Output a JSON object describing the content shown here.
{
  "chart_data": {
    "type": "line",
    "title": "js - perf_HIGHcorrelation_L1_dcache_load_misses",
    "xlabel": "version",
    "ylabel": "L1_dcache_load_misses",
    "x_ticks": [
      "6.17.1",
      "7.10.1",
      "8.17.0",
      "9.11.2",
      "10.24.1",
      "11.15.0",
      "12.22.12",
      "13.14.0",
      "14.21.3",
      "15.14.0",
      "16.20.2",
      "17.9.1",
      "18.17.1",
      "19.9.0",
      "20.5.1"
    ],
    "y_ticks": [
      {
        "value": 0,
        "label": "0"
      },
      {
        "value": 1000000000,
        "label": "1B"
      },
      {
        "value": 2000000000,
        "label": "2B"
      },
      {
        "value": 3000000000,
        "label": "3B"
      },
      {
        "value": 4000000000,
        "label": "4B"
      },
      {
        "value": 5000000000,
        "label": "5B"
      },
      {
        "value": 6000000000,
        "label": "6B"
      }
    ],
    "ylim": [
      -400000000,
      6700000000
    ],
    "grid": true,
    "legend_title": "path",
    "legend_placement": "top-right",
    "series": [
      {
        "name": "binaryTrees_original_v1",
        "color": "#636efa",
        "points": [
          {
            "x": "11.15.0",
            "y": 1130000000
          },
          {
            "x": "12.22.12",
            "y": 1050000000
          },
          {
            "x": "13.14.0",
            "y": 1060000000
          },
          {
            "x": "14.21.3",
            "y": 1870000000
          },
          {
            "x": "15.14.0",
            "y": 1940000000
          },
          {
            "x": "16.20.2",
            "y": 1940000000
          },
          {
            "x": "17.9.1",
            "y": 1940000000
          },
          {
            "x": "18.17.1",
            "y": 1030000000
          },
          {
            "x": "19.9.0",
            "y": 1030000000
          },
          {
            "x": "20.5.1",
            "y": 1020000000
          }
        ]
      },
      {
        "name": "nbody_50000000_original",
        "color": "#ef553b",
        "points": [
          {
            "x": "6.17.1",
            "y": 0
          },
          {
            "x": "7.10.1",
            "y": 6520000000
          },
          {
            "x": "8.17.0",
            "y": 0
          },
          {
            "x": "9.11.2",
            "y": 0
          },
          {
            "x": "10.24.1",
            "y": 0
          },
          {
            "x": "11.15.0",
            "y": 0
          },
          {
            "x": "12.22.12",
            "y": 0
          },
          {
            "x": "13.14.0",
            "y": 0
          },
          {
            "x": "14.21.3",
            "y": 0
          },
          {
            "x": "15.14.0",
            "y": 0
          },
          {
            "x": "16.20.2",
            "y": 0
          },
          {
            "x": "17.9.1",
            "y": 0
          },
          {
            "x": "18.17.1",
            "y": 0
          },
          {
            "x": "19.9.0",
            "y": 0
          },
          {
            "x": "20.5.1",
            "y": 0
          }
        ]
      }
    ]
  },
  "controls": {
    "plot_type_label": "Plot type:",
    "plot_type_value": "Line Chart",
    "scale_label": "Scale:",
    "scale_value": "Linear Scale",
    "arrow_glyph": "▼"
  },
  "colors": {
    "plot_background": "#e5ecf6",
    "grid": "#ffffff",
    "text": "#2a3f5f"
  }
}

TO BE DONE → Copy out all of the lines above exactly.

COMPLETE OUTPUT →
Output a JSON object describing the content shown here.
{
  "chart_data": {
    "type": "line",
    "title": "js - perf_HIGHcorrelation_L1_dcache_load_misses",
    "xlabel": "version",
    "ylabel": "L1_dcache_load_misses",
    "x_ticks": [
      "6.17.1",
      "7.10.1",
      "8.17.0",
      "9.11.2",
      "10.24.1",
      "11.15.0",
      "12.22.12",
      "13.14.0",
      "14.21.3",
      "15.14.0",
      "16.20.2",
      "17.9.1",
      "18.17.1",
      "19.9.0",
      "20.5.1"
    ],
    "y_ticks": [
      {
        "value": 0,
        "label": "0"
      },
      {
        "value": 1000000000,
        "label": "1B"
      },
      {
        "value": 2000000000,
        "label": "2B"
      },
      {
        "value": 3000000000,
        "label": "3B"
      },
      {
        "value": 4000000000,
        "label": "4B"
      },
      {
        "value": 5000000000,
        "label": "5B"
      },
      {
        "value": 6000000000,
        "label": "6B"
      }
    ],
    "ylim": [
      -400000000,
      6700000000
    ],
    "grid": true,
    "legend_title": "path",
    "legend_placement": "top-right",
    "series": [
      {
        "name": "binaryTrees_original_v1",
        "color": "#636efa",
        "points": [
          {
            "x": "11.15.0",
            "y": 1130000000
          },
          {
            "x": "12.22.12",
            "y": 1050000000
          },
          {
            "x": "13.14.0",
            "y": 1060000000
          },
          {
            "x": "14.21.3",
            "y": 1870000000
          },
          {
            "x": "15.14.0",
            "y": 1940000000
          },
          {
            "x": "16.20.2",
            "y": 1940000000
          },
          {
            "x": "17.9.1",
            "y": 1940000000
          },
          {
            "x": "18.17.1",
            "y": 1030000000
          },
          {
            "x": "19.9.0",
            "y": 1030000000
          },
          {
            "x": "20.5.1",
            "y": 1020000000
          }
        ]
      },
      {
        "name": "nbody_50000000_original",
        "color": "#ef553b",
        "points": [
          {
            "x": "6.17.1",
            "y": 0
          },
          {
            "x": "7.10.1",
            "y": 6520000000
          },
          {
            "x": "8.17.0",
            "y": 0
          },
          {
            "x": "9.11.2",
            "y": 0
          },
          {
            "x": "10.24.1",
            "y": 0
          },
          {
            "x": "11.15.0",
            "y": 0
          },
          {
            "x": "12.22.12",
            "y": 0
          },
          {
            "x": "13.14.0",
            "y": 0
          },
          {
            "x": "14.21.3",
            "y": 0
          },
          {
            "x": "15.14.0",
            "y": 0
          },
          {
            "x": "16.20.2",
            "y": 0
          },
          {
            "x": "17.9.1",
            "y": 0
          },
          {
            "x": "18.17.1",
            "y": 0
          },
          {
            "x": "19.9.0",
            "y": 0
          },
          {
            "x": "20.5.1",
            "y": 0
          }
        ]
      }
    ]
  },
  "controls": {
    "plot_type_label": "Plot type:",
    "plot_type_value": "Line Chart",
    "scale_label": "Scale:",
    "scale_value": "Linear Scale",
    "arrow_glyph": "▼"
  },
  "colors": {
    "plot_background": "#e5ecf6",
    "grid": "#ffffff",
    "text": "#2a3f5f"
  }
}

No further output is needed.